→ Objective: Locate all lines with the word "Mechanics" and copy them out.

→ Data section:
* Start *

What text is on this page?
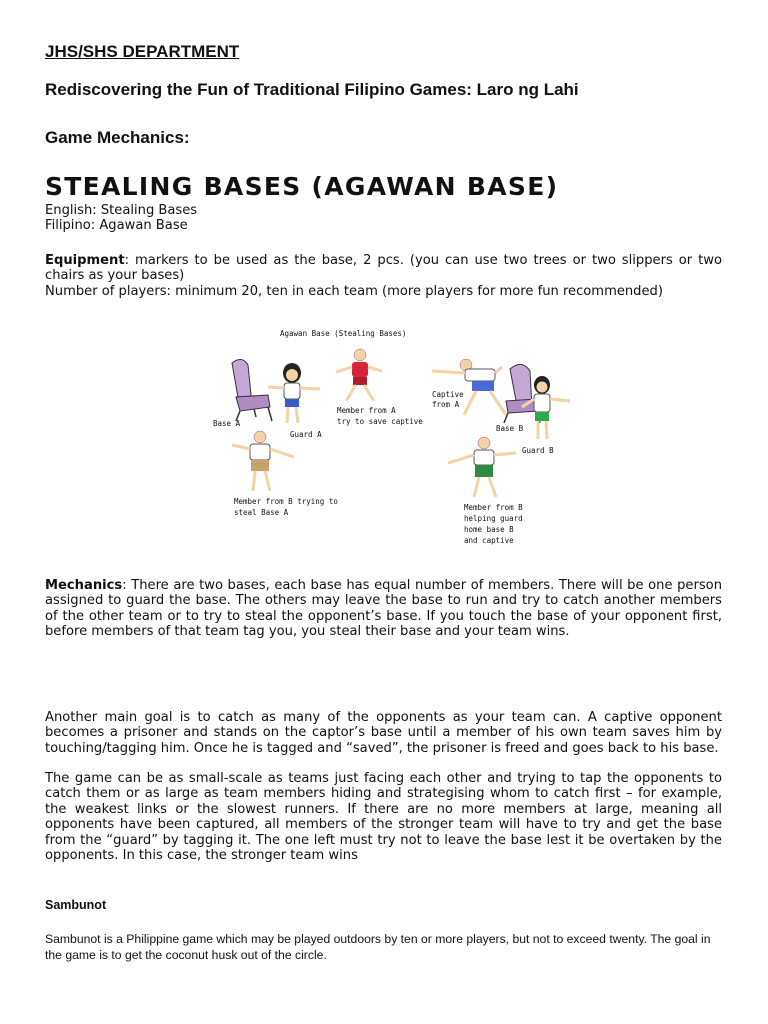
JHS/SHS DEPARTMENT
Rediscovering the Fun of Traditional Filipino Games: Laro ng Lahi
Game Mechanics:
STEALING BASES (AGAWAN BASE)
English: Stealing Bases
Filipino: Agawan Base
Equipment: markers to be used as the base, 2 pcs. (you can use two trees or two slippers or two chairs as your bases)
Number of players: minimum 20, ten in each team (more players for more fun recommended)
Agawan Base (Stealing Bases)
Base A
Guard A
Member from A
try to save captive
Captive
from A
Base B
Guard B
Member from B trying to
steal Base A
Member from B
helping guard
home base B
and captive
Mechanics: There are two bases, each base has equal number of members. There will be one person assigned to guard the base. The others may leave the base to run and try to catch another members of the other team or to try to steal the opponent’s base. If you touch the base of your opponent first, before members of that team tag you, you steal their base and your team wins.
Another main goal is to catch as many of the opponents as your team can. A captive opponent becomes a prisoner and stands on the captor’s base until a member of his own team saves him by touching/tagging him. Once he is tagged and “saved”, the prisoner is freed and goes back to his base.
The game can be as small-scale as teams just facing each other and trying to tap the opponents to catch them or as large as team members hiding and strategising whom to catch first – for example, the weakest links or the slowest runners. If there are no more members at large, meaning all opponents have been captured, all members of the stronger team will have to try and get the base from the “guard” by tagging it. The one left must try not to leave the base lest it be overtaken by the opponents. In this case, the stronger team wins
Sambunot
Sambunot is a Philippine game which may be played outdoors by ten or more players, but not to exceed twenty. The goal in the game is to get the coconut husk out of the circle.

* End *
* Start *

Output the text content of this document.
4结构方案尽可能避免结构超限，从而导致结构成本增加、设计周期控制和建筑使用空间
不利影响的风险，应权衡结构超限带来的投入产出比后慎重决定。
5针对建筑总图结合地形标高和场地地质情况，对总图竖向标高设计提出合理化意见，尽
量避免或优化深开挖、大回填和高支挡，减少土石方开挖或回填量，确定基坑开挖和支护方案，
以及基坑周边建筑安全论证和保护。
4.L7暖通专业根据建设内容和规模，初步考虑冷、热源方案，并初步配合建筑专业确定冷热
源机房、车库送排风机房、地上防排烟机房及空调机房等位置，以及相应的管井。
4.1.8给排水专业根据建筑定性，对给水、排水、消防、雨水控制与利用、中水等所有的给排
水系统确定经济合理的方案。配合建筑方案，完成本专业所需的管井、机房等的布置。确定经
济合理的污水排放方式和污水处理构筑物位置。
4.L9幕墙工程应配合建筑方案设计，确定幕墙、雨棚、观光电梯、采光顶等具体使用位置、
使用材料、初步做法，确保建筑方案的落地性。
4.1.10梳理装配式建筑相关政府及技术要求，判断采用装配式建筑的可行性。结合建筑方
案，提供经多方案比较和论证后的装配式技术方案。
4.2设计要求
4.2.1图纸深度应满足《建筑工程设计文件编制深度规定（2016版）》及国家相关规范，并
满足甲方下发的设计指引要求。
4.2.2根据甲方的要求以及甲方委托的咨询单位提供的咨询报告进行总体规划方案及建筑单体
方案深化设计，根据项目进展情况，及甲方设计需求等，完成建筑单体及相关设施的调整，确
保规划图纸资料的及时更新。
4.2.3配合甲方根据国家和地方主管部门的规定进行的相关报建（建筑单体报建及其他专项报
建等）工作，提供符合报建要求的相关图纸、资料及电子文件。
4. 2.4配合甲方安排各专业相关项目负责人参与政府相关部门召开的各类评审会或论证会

* End *
* Start *

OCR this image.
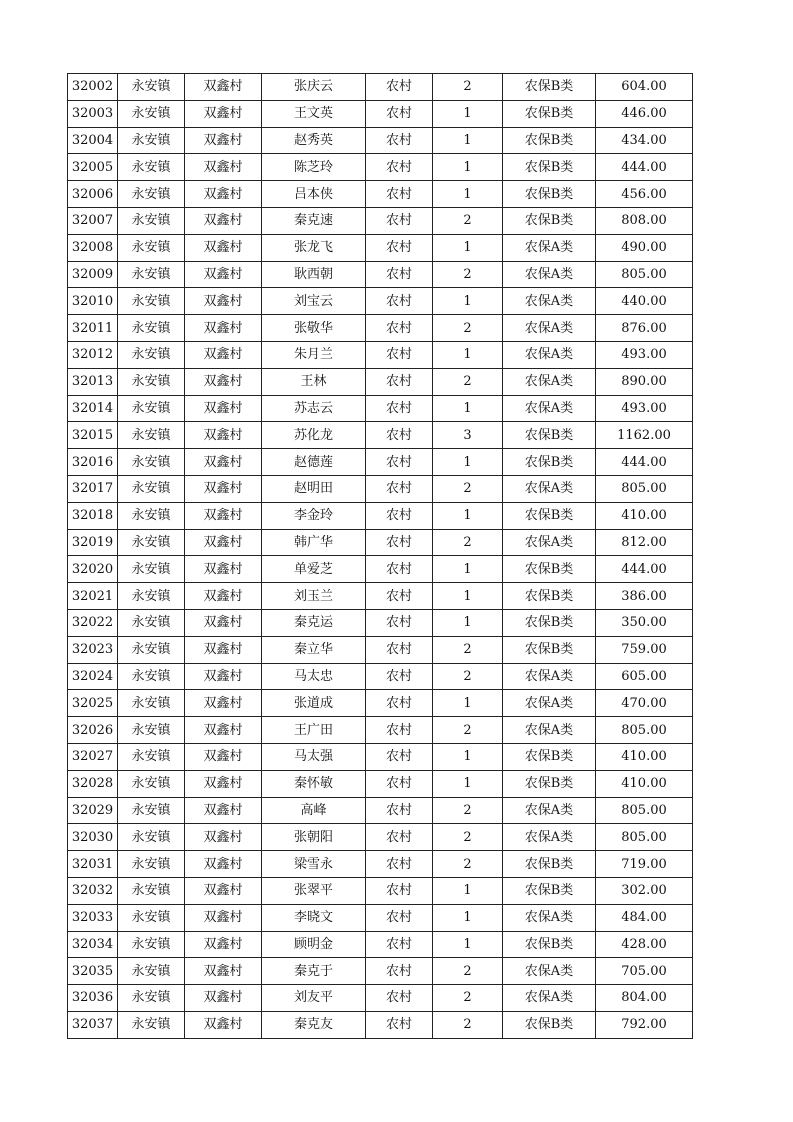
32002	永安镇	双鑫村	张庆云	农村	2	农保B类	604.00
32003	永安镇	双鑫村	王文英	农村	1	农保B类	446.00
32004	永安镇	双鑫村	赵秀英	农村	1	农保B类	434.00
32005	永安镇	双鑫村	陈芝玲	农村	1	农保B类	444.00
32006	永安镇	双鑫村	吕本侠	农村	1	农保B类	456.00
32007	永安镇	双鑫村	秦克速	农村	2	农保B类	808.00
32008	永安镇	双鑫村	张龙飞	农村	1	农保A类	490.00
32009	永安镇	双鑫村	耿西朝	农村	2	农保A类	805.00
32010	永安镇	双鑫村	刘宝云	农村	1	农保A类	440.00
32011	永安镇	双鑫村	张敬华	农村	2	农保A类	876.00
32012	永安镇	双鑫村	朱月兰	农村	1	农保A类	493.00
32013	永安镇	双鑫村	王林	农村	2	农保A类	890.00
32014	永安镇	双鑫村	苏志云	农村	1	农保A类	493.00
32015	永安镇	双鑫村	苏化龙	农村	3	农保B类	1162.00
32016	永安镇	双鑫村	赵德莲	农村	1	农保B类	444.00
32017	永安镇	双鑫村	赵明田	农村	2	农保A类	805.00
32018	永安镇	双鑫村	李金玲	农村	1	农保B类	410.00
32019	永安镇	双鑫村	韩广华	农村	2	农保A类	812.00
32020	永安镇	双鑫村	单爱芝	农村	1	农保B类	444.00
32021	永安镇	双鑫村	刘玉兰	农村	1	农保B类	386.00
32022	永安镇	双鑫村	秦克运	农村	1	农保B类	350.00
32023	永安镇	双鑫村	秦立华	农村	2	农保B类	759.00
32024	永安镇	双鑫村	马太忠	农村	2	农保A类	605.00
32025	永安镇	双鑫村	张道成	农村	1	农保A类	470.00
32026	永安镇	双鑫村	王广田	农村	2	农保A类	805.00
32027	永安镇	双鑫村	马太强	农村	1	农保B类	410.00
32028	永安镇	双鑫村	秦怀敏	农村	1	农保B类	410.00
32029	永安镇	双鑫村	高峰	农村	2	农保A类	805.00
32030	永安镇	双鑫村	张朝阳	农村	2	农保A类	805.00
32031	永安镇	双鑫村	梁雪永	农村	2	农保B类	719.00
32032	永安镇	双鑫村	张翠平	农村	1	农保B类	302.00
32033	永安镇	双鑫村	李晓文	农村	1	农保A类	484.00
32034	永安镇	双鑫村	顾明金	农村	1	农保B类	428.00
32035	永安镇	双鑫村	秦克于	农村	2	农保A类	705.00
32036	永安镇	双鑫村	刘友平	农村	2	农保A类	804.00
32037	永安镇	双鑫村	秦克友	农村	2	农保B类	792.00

* End *

→ Response:
Game Mechanics:
Mechanics: There are two bases, each base has equal number of members. There will be one person assigned to guard the base. The others may leave the base to run and try to catch another members of the other team or to try to steal the opponent’s base. If you touch the base of your opponent first, before members of that team tag you, you steal their base and your team wins.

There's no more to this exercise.